-- Start EXERCISE INPUT --

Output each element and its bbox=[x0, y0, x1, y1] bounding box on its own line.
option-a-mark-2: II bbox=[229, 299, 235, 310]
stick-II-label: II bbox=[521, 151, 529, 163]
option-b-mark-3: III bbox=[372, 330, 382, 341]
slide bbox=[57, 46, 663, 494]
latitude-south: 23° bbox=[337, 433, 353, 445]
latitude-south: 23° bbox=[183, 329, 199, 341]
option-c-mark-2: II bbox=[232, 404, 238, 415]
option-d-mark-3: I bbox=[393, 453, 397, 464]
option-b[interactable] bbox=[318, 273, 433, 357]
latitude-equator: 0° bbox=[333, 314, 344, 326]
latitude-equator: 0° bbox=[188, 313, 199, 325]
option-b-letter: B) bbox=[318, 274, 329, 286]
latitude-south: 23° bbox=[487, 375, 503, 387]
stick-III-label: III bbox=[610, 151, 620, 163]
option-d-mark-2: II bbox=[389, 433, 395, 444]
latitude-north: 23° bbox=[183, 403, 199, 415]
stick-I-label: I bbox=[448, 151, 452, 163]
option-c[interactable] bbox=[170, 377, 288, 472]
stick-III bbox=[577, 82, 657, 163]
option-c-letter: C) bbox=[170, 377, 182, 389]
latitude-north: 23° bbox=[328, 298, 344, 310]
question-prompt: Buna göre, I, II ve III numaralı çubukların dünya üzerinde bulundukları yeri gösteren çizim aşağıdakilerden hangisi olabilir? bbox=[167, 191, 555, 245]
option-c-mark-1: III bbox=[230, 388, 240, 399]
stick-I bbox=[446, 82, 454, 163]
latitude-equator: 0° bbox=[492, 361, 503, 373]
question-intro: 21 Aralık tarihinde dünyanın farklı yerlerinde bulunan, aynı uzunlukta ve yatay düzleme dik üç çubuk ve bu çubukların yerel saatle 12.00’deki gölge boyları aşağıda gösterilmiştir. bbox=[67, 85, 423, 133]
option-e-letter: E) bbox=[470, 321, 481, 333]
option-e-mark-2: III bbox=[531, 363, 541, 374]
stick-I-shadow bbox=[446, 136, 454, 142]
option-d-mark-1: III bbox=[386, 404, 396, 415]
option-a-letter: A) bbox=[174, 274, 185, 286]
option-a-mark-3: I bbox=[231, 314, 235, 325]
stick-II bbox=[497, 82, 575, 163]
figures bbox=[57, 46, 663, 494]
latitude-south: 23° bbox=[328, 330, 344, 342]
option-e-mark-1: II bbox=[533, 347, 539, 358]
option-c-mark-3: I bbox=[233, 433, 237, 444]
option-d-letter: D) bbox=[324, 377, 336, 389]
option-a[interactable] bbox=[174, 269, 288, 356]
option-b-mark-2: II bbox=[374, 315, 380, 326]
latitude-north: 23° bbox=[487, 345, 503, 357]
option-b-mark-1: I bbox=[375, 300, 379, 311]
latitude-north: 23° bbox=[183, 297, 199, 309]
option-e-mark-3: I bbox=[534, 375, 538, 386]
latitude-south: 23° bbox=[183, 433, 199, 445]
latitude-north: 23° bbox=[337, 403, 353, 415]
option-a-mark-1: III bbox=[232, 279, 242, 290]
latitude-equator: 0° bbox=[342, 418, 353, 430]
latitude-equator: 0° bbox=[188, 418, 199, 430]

-- End EXERCISE INPUT --
-- Start EXERCISE INPUT --

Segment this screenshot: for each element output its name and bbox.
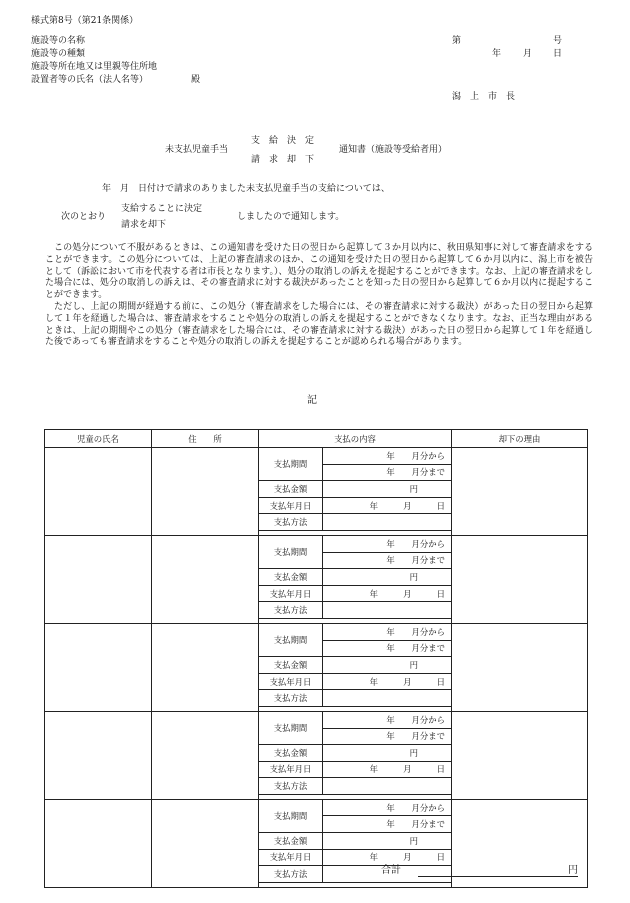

-- End EXERCISE INPUT --

Render the items between the lines holding "Output each element" and "stick-I-shadow bbox=[446, 136, 454, 142]", inclusive, as a two-column CSV with the columns input and output, one row per item. Put each value in a single quoted field, and replace line breaks with spaces.

▸ **WORKED SOLUTION**:
input,output
"Output each element and its bbox=[x0, y0, x1, y1] bounding box on its own line.","option-a-mark-2: II bbox=[229, 299, 235, 310] stick-II-label: II bbox=[521, 151, 529, 163] option-b-mark-3: III bbox=[372, 330, 382, 341] slide bbox=[57, 46, 663, 494] latitude-south: 23° bbox=[337, 433, 353, 445] latitude-south: 23° bbox=[183, 329, 199, 341] option-c-mark-2: II bbox=[232, 404, 238, 415] option-d-mark-3: I bbox=[393, 453, 397, 464] option-b[interactable] bbox=[318, 273, 433, 357] latitude-equator: 0° bbox=[333, 314, 344, 326] latitude-equator: 0° bbox=[188, 313, 199, 325] option-b-letter: B) bbox=[318, 274, 329, 286] latitude-south: 23° bbox=[487, 375, 503, 387] stick-III-label: III bbox=[610, 151, 620, 163] option-d-mark-2: II bbox=[389, 433, 395, 444] latitude-north: 23° bbox=[183, 403, 199, 415] stick-I-label: I bbox=[448, 151, 452, 163] option-c[interactable] bbox=[170, 377, 288, 472] stick-III bbox=[577, 82, 657, 163] option-c-letter: C) bbox=[170, 377, 182, 389] latitude-north: 23° bbox=[328, 298, 344, 310] question-prompt: Buna göre, I, II ve III numaralı çubukların dünya üzerinde bulundukları yeri gösteren çizim aşağıdakilerden hangisi olabilir? bbox=[167, 191, 555, 245] option-c-mark-1: III bbox=[230, 388, 240, 399] stick-I bbox=[446, 82, 454, 163] latitude-equator: 0° bbox=[492, 361, 503, 373] question-intro: 21 Aralık tarihinde dünyanın farklı yerlerinde bulunan, aynı uzunlukta ve yatay düzleme dik üç çubuk ve bu çubukların yerel saatle 12.00’deki gölge boyları aşağıda gösterilmiştir. bbox=[67, 85, 423, 133] option-e-letter: E) bbox=[470, 321, 481, 333] option-e-mark-2: III bbox=[531, 363, 541, 374] stick-I-shadow bbox=[446, 136, 454, 142]"